→ **Extracted entries**

>>>

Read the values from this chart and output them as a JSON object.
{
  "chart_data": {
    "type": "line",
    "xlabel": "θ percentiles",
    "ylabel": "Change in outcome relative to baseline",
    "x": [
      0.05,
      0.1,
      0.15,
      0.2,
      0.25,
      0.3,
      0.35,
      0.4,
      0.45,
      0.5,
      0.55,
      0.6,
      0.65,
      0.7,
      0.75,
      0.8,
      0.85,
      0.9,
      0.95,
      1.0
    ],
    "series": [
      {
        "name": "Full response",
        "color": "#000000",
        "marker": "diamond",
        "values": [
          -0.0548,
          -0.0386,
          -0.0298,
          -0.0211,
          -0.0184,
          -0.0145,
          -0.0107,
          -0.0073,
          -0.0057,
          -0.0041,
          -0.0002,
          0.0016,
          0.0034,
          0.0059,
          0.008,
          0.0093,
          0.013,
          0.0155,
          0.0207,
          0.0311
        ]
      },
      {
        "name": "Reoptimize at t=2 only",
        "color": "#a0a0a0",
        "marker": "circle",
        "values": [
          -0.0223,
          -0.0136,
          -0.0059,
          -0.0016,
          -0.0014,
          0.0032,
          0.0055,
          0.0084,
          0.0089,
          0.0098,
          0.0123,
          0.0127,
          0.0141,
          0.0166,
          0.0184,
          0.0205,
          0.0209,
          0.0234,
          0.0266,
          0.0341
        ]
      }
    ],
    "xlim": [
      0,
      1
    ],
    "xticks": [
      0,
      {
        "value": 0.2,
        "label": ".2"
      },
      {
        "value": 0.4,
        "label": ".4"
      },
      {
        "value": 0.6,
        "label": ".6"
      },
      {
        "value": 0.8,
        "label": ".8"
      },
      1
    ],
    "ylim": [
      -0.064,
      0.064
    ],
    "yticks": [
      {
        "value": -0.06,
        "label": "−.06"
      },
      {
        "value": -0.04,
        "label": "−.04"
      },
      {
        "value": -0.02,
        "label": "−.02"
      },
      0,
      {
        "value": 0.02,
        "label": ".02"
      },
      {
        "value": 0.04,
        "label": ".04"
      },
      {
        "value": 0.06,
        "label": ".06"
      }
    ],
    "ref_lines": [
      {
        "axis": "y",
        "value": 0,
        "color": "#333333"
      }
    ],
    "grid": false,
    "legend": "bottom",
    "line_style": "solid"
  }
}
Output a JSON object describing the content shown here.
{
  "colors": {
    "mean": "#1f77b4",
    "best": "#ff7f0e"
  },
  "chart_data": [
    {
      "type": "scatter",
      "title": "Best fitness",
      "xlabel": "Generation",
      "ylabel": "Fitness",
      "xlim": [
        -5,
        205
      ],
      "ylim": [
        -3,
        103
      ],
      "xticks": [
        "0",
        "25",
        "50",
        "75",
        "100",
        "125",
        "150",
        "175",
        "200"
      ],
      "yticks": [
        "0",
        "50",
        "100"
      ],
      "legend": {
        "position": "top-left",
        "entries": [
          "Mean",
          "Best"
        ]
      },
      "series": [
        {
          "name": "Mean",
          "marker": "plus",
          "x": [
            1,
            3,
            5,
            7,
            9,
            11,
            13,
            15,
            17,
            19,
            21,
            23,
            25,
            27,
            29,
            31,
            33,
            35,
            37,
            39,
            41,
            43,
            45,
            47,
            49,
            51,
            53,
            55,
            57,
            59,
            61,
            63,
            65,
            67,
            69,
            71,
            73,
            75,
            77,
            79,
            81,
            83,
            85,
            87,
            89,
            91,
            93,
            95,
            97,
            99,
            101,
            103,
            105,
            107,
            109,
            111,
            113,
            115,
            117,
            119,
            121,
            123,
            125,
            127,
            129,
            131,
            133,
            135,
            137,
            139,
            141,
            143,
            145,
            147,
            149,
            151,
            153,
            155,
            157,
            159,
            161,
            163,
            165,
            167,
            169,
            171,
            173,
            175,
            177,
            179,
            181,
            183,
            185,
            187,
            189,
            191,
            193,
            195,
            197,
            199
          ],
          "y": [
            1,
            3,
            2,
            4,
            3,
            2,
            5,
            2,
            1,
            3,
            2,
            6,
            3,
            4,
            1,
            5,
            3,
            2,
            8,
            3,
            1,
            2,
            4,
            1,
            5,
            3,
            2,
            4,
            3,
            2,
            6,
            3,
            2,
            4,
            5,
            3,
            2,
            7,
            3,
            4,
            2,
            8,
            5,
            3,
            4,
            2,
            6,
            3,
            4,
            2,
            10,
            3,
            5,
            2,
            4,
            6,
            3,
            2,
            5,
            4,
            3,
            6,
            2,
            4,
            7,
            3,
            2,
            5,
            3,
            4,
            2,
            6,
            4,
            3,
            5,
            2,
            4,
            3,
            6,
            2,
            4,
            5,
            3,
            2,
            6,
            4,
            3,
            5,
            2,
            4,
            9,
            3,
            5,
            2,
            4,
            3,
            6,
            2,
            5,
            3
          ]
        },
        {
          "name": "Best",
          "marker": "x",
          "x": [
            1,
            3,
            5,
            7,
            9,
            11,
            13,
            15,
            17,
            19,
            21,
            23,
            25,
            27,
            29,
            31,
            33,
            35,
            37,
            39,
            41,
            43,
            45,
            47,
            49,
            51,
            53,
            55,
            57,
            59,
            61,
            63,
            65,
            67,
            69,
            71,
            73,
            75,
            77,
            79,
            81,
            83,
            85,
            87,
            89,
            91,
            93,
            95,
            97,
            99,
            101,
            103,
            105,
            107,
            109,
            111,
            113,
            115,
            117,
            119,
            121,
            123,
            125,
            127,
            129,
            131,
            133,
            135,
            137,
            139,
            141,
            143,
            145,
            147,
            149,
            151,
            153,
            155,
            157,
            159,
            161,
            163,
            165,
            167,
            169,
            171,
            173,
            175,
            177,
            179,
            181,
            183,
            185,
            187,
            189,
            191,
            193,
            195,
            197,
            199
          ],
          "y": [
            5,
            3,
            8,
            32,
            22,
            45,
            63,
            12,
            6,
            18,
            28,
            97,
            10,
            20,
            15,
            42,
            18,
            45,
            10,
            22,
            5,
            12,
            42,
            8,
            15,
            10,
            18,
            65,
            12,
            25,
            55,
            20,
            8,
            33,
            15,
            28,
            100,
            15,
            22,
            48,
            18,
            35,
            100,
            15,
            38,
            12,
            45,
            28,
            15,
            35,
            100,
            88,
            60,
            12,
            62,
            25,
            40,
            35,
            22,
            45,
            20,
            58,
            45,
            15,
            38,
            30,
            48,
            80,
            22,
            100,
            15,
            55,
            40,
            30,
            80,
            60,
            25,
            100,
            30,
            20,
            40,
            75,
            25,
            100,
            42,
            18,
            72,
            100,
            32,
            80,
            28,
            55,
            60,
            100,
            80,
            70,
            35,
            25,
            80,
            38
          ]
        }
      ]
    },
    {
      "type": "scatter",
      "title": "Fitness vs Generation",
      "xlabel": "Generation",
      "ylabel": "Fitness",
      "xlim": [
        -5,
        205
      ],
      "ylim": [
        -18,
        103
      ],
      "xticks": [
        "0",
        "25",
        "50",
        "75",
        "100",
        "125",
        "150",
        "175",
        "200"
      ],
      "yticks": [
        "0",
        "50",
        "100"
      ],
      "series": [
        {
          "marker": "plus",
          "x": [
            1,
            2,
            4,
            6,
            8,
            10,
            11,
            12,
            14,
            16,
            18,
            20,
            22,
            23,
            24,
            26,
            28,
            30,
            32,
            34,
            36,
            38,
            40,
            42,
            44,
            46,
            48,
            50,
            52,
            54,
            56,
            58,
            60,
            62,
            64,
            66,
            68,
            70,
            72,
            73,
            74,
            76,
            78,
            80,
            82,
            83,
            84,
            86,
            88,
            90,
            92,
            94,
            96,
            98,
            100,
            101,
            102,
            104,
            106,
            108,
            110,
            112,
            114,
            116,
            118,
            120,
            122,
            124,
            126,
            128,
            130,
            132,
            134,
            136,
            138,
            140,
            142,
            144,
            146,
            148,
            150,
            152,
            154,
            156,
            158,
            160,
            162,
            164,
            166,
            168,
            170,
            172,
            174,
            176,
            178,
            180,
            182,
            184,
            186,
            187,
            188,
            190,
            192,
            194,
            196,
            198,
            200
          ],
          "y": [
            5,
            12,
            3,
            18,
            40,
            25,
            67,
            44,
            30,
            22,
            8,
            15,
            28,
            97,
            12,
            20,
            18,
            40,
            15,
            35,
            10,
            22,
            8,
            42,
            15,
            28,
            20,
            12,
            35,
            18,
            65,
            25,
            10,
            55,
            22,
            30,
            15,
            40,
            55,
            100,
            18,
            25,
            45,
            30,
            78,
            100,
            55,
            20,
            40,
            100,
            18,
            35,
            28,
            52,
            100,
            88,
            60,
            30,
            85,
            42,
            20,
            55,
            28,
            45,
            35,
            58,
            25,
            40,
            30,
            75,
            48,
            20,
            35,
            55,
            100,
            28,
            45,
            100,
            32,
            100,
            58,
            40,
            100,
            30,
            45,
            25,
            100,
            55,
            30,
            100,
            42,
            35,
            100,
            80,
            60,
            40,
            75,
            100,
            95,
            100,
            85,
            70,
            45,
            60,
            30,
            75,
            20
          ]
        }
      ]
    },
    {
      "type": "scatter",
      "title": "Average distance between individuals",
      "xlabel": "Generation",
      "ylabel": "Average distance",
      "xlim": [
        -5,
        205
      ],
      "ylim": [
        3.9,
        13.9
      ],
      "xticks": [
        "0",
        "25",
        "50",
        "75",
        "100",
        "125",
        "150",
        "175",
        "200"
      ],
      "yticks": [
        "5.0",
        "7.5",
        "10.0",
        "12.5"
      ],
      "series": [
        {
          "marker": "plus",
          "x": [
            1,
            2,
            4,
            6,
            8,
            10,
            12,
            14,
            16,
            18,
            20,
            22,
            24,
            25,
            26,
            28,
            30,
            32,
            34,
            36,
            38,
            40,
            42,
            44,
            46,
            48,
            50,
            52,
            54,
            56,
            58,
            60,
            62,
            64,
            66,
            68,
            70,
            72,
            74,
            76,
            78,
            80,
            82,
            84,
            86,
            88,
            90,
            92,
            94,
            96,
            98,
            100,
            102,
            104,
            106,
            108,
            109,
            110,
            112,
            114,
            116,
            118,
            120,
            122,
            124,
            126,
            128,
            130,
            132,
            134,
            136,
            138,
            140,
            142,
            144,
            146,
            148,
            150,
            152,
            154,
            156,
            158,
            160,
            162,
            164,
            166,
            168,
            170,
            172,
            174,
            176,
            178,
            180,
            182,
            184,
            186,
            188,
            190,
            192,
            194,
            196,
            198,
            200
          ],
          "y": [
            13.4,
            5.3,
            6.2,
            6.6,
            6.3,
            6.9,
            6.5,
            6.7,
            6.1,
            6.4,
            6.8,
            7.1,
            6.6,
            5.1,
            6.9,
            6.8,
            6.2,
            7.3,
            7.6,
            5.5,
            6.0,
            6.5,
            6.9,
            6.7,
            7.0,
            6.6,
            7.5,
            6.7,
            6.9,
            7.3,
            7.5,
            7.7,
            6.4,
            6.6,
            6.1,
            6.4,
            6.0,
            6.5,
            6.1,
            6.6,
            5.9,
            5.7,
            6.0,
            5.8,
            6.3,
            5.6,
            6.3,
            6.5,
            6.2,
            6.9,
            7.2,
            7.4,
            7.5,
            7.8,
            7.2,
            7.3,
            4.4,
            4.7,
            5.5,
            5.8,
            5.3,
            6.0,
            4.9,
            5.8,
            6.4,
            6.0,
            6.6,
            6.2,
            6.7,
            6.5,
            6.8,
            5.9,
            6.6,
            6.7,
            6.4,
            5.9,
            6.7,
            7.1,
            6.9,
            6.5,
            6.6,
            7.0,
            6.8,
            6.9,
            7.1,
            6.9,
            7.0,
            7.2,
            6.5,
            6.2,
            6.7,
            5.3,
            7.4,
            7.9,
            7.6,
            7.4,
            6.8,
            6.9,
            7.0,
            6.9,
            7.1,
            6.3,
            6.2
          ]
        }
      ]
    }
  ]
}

<<<

→ **Exercise brief**
Each line above that holds the string "JSON" should be copied and shown.

→ **Exercise response**
Read the values from this chart and output them as a JSON object.
Output a JSON object describing the content shown here.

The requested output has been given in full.